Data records
——

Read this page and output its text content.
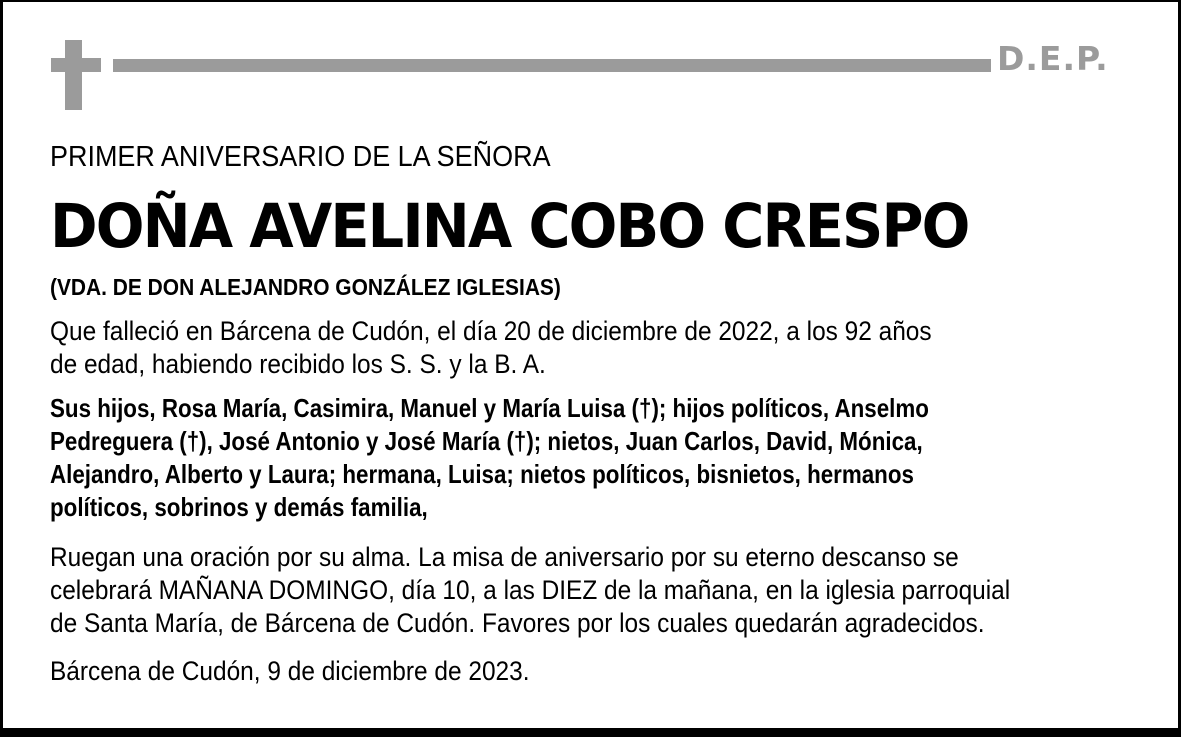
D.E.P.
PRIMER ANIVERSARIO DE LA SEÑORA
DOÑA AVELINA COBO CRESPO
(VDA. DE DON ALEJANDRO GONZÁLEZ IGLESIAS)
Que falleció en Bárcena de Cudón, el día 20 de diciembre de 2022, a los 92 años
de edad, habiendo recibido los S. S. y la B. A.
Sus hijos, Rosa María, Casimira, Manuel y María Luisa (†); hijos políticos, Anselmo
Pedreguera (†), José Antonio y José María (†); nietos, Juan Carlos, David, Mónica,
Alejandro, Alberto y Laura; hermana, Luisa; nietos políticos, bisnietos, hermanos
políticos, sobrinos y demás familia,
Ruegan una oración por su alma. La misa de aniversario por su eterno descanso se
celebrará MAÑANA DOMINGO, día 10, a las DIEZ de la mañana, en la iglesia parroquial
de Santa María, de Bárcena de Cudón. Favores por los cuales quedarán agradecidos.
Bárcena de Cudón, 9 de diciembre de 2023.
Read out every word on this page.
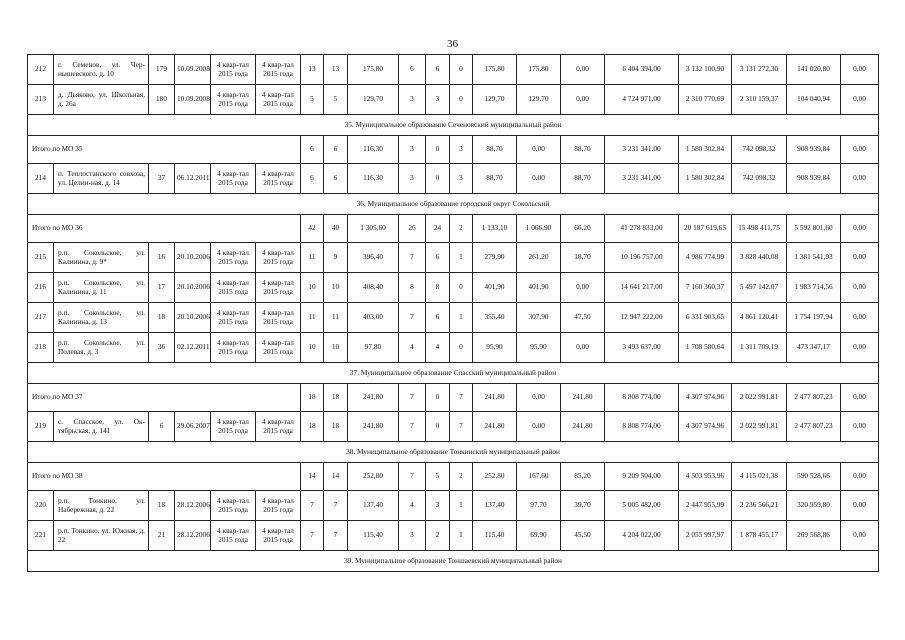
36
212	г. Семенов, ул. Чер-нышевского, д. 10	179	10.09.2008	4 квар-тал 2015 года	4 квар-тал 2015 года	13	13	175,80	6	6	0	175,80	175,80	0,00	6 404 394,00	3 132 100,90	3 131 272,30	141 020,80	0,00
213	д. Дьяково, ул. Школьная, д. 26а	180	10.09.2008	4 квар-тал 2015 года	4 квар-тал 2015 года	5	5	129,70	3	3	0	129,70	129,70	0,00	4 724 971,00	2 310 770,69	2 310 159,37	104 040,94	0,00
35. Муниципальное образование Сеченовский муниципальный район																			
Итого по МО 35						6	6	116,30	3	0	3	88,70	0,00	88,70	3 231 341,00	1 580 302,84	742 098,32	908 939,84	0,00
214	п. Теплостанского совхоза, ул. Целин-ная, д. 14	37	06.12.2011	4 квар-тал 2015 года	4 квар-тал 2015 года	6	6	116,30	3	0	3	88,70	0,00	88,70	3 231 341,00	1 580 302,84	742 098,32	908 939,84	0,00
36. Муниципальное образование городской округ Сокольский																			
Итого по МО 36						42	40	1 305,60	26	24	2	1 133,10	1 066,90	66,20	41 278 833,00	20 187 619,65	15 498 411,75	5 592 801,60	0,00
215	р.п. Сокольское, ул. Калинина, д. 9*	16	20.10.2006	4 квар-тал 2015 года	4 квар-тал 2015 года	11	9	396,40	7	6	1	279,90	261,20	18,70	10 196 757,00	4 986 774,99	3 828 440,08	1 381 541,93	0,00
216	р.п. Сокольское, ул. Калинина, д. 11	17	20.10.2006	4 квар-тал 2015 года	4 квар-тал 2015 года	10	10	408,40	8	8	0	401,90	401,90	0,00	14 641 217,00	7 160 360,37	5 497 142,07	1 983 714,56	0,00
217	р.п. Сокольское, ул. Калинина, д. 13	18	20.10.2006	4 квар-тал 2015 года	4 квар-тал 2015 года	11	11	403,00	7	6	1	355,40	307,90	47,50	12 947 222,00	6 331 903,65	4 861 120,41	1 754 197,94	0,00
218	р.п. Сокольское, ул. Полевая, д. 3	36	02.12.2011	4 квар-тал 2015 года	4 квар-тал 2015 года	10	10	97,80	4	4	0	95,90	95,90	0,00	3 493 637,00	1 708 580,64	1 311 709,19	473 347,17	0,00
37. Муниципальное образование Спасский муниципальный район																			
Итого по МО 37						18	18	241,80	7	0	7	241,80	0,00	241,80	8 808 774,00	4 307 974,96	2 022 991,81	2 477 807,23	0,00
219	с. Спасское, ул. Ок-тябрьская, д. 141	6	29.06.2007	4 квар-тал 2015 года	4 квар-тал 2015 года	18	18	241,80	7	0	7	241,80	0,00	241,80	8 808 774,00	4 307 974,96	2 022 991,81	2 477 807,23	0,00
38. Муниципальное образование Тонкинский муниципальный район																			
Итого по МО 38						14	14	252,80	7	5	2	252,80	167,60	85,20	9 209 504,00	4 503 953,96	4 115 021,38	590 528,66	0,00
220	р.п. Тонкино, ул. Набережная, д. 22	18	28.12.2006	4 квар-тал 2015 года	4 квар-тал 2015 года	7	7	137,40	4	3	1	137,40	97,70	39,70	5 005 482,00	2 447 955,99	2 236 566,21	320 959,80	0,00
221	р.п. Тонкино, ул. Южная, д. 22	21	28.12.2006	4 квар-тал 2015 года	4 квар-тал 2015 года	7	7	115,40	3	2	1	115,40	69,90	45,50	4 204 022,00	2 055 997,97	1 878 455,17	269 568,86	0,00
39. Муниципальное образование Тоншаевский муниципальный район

——

Quote the material in full and exactly; do not carry over its pictures.

Read this page and output its text content.
D.E.P.
PRIMER ANIVERSARIO DE LA SEÑORA
DOÑA AVELINA COBO CRESPO
(VDA. DE DON ALEJANDRO GONZÁLEZ IGLESIAS)
Que falleció en Bárcena de Cudón, el día 20 de diciembre de 2022, a los 92 años
de edad, habiendo recibido los S. S. y la B. A.
Sus hijos, Rosa María, Casimira, Manuel y María Luisa (†); hijos políticos, Anselmo
Pedreguera (†), José Antonio y José María (†); nietos, Juan Carlos, David, Mónica,
Alejandro, Alberto y Laura; hermana, Luisa; nietos políticos, bisnietos, hermanos
políticos, sobrinos y demás familia,
Ruegan una oración por su alma. La misa de aniversario por su eterno descanso se
celebrará MAÑANA DOMINGO, día 10, a las DIEZ de la mañana, en la iglesia parroquial
de Santa María, de Bárcena de Cudón. Favores por los cuales quedarán agradecidos.
Bárcena de Cudón, 9 de diciembre de 2023.
Read out every word on this page.
36
212	г. Семенов, ул. Чер-нышевского, д. 10	179	10.09.2008	4 квар-тал 2015 года	4 квар-тал 2015 года	13	13	175,80	6	6	0	175,80	175,80	0,00	6 404 394,00	3 132 100,90	3 131 272,30	141 020,80	0,00
213	д. Дьяково, ул. Школьная, д. 26а	180	10.09.2008	4 квар-тал 2015 года	4 квар-тал 2015 года	5	5	129,70	3	3	0	129,70	129,70	0,00	4 724 971,00	2 310 770,69	2 310 159,37	104 040,94	0,00
35. Муниципальное образование Сеченовский муниципальный район																			
Итого по МО 35						6	6	116,30	3	0	3	88,70	0,00	88,70	3 231 341,00	1 580 302,84	742 098,32	908 939,84	0,00
214	п. Теплостанского совхоза, ул. Целин-ная, д. 14	37	06.12.2011	4 квар-тал 2015 года	4 квар-тал 2015 года	6	6	116,30	3	0	3	88,70	0,00	88,70	3 231 341,00	1 580 302,84	742 098,32	908 939,84	0,00
36. Муниципальное образование городской округ Сокольский																			
Итого по МО 36						42	40	1 305,60	26	24	2	1 133,10	1 066,90	66,20	41 278 833,00	20 187 619,65	15 498 411,75	5 592 801,60	0,00
215	р.п. Сокольское, ул. Калинина, д. 9*	16	20.10.2006	4 квар-тал 2015 года	4 квар-тал 2015 года	11	9	396,40	7	6	1	279,90	261,20	18,70	10 196 757,00	4 986 774,99	3 828 440,08	1 381 541,93	0,00
216	р.п. Сокольское, ул. Калинина, д. 11	17	20.10.2006	4 квар-тал 2015 года	4 квар-тал 2015 года	10	10	408,40	8	8	0	401,90	401,90	0,00	14 641 217,00	7 160 360,37	5 497 142,07	1 983 714,56	0,00
217	р.п. Сокольское, ул. Калинина, д. 13	18	20.10.2006	4 квар-тал 2015 года	4 квар-тал 2015 года	11	11	403,00	7	6	1	355,40	307,90	47,50	12 947 222,00	6 331 903,65	4 861 120,41	1 754 197,94	0,00
218	р.п. Сокольское, ул. Полевая, д. 3	36	02.12.2011	4 квар-тал 2015 года	4 квар-тал 2015 года	10	10	97,80	4	4	0	95,90	95,90	0,00	3 493 637,00	1 708 580,64	1 311 709,19	473 347,17	0,00
37. Муниципальное образование Спасский муниципальный район																			
Итого по МО 37						18	18	241,80	7	0	7	241,80	0,00	241,80	8 808 774,00	4 307 974,96	2 022 991,81	2 477 807,23	0,00
219	с. Спасское, ул. Ок-тябрьская, д. 141	6	29.06.2007	4 квар-тал 2015 года	4 квар-тал 2015 года	18	18	241,80	7	0	7	241,80	0,00	241,80	8 808 774,00	4 307 974,96	2 022 991,81	2 477 807,23	0,00
38. Муниципальное образование Тонкинский муниципальный район																			
Итого по МО 38						14	14	252,80	7	5	2	252,80	167,60	85,20	9 209 504,00	4 503 953,96	4 115 021,38	590 528,66	0,00
220	р.п. Тонкино, ул. Набережная, д. 22	18	28.12.2006	4 квар-тал 2015 года	4 квар-тал 2015 года	7	7	137,40	4	3	1	137,40	97,70	39,70	5 005 482,00	2 447 955,99	2 236 566,21	320 959,80	0,00
221	р.п. Тонкино, ул. Южная, д. 22	21	28.12.2006	4 квар-тал 2015 года	4 квар-тал 2015 года	7	7	115,40	3	2	1	115,40	69,90	45,50	4 204 022,00	2 055 997,97	1 878 455,17	269 568,86	0,00
39. Муниципальное образование Тоншаевский муниципальный район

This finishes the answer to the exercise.